(Dataset records)
········

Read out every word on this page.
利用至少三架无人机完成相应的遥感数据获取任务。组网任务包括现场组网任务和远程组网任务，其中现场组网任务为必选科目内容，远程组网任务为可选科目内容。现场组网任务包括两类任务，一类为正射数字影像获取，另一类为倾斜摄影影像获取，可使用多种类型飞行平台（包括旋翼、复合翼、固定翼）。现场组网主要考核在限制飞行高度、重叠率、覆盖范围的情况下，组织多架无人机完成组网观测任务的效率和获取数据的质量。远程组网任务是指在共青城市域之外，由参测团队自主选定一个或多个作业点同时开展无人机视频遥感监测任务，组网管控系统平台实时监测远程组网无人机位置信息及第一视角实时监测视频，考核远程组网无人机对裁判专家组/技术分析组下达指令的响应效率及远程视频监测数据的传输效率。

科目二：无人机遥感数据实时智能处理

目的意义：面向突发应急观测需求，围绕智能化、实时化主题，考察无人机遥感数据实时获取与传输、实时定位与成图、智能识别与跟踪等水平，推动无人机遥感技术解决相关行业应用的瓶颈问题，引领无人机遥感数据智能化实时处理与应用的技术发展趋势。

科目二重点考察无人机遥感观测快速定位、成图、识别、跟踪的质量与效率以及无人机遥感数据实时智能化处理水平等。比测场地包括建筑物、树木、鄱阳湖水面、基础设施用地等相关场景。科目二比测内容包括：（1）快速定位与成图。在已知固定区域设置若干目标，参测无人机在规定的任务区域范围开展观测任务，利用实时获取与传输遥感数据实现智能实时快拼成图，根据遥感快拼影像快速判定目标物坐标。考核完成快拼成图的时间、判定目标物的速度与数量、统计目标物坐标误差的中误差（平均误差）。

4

········

*Exercise*: Give back all the data exactly as written.

*Written answer*:
Read out every word on this page.
利用至少三架无人机完成相应的遥感数据获取任务。组网任务包括现场组网任务和远程组网任务，其中现场组网任务为必选科目内容，远程组网任务为可选科目内容。现场组网任务包括两类任务，一类为正射数字影像获取，另一类为倾斜摄影影像获取，可使用多种类型飞行平台（包括旋翼、复合翼、固定翼）。现场组网主要考核在限制飞行高度、重叠率、覆盖范围的情况下，组织多架无人机完成组网观测任务的效率和获取数据的质量。远程组网任务是指在共青城市域之外，由参测团队自主选定一个或多个作业点同时开展无人机视频遥感监测任务，组网管控系统平台实时监测远程组网无人机位置信息及第一视角实时监测视频，考核远程组网无人机对裁判专家组/技术分析组下达指令的响应效率及远程视频监测数据的传输效率。

科目二：无人机遥感数据实时智能处理

目的意义：面向突发应急观测需求，围绕智能化、实时化主题，考察无人机遥感数据实时获取与传输、实时定位与成图、智能识别与跟踪等水平，推动无人机遥感技术解决相关行业应用的瓶颈问题，引领无人机遥感数据智能化实时处理与应用的技术发展趋势。

科目二重点考察无人机遥感观测快速定位、成图、识别、跟踪的质量与效率以及无人机遥感数据实时智能化处理水平等。比测场地包括建筑物、树木、鄱阳湖水面、基础设施用地等相关场景。科目二比测内容包括：（1）快速定位与成图。在已知固定区域设置若干目标，参测无人机在规定的任务区域范围开展观测任务，利用实时获取与传输遥感数据实现智能实时快拼成图，根据遥感快拼影像快速判定目标物坐标。考核完成快拼成图的时间、判定目标物的速度与数量、统计目标物坐标误差的中误差（平均误差）。

4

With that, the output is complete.